=== WHAT IS ASKED ===
Locate all lines with the word "JSON" and copy them out.

=== AVAILABLE RECORDS ===
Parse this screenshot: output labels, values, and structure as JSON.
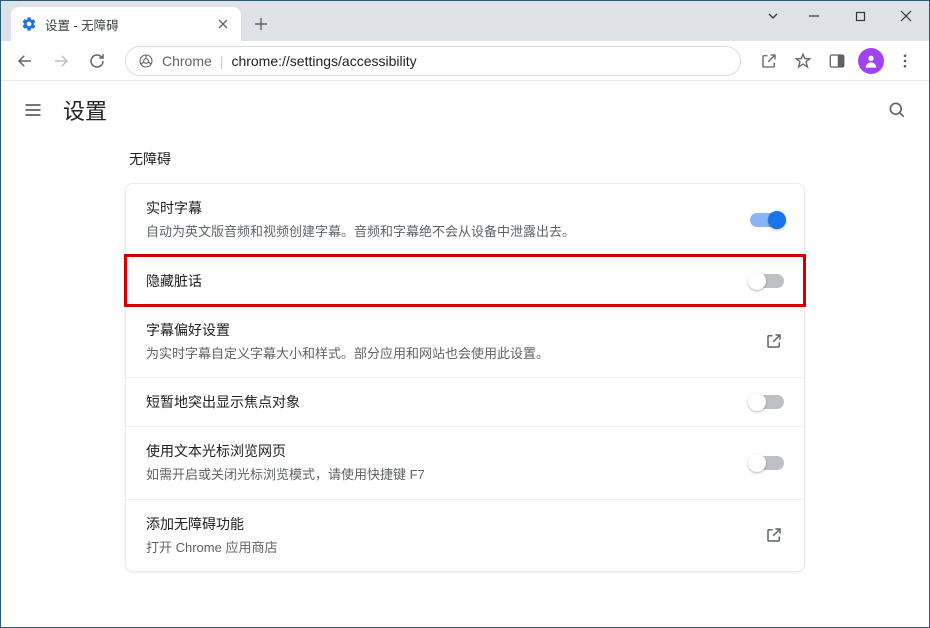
{
  "window": {
    "tab_title": "设置 - 无障碍"
  },
  "omnibox": {
    "scheme_label": "Chrome",
    "url": "chrome://settings/accessibility"
  },
  "header": {
    "title": "设置"
  },
  "section": {
    "title": "无障碍"
  },
  "rows": {
    "live_caption": {
      "label": "实时字幕",
      "desc": "自动为英文版音频和视频创建字幕。音频和字幕绝不会从设备中泄露出去。",
      "on": true
    },
    "hide_profanity": {
      "label": "隐藏脏话",
      "on": false
    },
    "caption_prefs": {
      "label": "字幕偏好设置",
      "desc": "为实时字幕自定义字幕大小和样式。部分应用和网站也会使用此设置。"
    },
    "focus_highlight": {
      "label": "短暂地突出显示焦点对象",
      "on": false
    },
    "caret_browsing": {
      "label": "使用文本光标浏览网页",
      "desc": "如需开启或关闭光标浏览模式，请使用快捷键 F7",
      "on": false
    },
    "add_a11y": {
      "label": "添加无障碍功能",
      "desc": "打开 Chrome 应用商店"
    }
  }
}
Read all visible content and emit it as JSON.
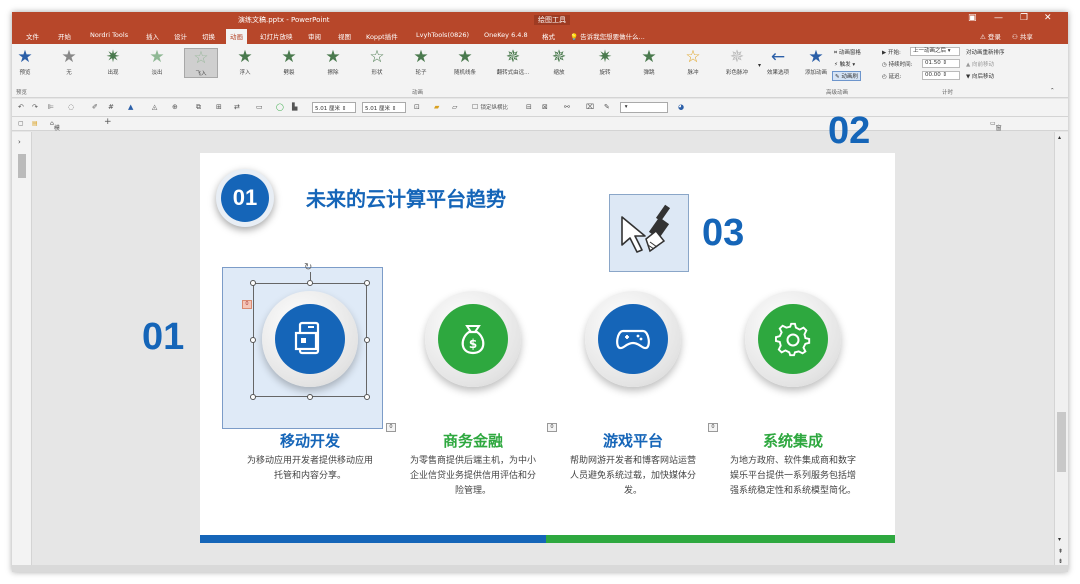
{
  "window": {
    "title": "演练文稿.pptx - PowerPoint",
    "context_tab": "绘图工具"
  },
  "tabs": [
    {
      "label": "文件"
    },
    {
      "label": "开始"
    },
    {
      "label": "Nordri Tools"
    },
    {
      "label": "插入"
    },
    {
      "label": "设计"
    },
    {
      "label": "切换"
    },
    {
      "label": "动画"
    },
    {
      "label": "幻灯片放映"
    },
    {
      "label": "审阅"
    },
    {
      "label": "视图"
    },
    {
      "label": "Koppt插件"
    },
    {
      "label": "LvyhTools(0826)"
    },
    {
      "label": "OneKey 6.4.8"
    },
    {
      "label": "格式"
    }
  ],
  "tell_me": "告诉我您想要做什么...",
  "account": {
    "login": "登录",
    "share": "共享"
  },
  "ribbon": {
    "preview": "预览",
    "preview_group": "预览",
    "animations": [
      {
        "label": "无"
      },
      {
        "label": "出现"
      },
      {
        "label": "淡出"
      },
      {
        "label": "飞入"
      },
      {
        "label": "浮入"
      },
      {
        "label": "劈裂"
      },
      {
        "label": "擦除"
      },
      {
        "label": "形状"
      },
      {
        "label": "轮子"
      },
      {
        "label": "随机线条"
      },
      {
        "label": "翻转式由远..."
      },
      {
        "label": "缩放"
      },
      {
        "label": "旋转"
      },
      {
        "label": "弹跳"
      },
      {
        "label": "脉冲"
      },
      {
        "label": "彩色脉冲"
      }
    ],
    "anim_group": "动画",
    "effect_options": "效果选项",
    "add_animation": "添加动画",
    "anim_pane": "动画窗格",
    "trigger": "触发",
    "anim_painter": "动画刷",
    "advanced_group": "高级动画",
    "start_label": "开始:",
    "start_value": "上一动画之后",
    "duration_label": "持续时间:",
    "duration_value": "01.50",
    "delay_label": "延迟:",
    "delay_value": "00.00",
    "reorder": "对动画重新排序",
    "move_earlier": "向前移动",
    "move_later": "向后移动",
    "timing_group": "计时"
  },
  "toolbar": {
    "width1": "5.01 厘米",
    "width2": "5.01 厘米",
    "lock_ratio": "锁定纵横比"
  },
  "docstrip": {
    "template_tab": "模板专区",
    "add": "+",
    "window_merge": "窗口合并显示"
  },
  "overlay": {
    "label_01": "01",
    "label_02": "02",
    "label_03": "03"
  },
  "slide": {
    "badge": "01",
    "title": "未来的云计算平台趋势",
    "cards": [
      {
        "title": "移动开发",
        "desc": "为移动应用开发者提供移动应用托管和内容分享。",
        "color": "#1565b8",
        "tag": "0"
      },
      {
        "title": "商务金融",
        "desc": "为零售商提供后端主机，为中小企业信贷业务提供信用评估和分险管理。",
        "color": "#2ea83f",
        "tag": "0"
      },
      {
        "title": "游戏平台",
        "desc": "帮助网游开发者和博客网站运营人员避免系统过载，加快媒体分发。",
        "color": "#1565b8",
        "tag": "0"
      },
      {
        "title": "系统集成",
        "desc": "为地方政府、软件集成商和数字娱乐平台提供一系列服务包括增强系统稳定性和系统模型简化。",
        "color": "#2ea83f",
        "tag": "0"
      }
    ],
    "sel_tag": "0"
  },
  "colors": {
    "ribbon": "#b7472a",
    "blue": "#1565b8",
    "green": "#2ea83f"
  }
}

=== WRITTEN REPLY ===
Parse this screenshot: output labels, values, and structure as JSON.
Read all visible content and emit it as JSON.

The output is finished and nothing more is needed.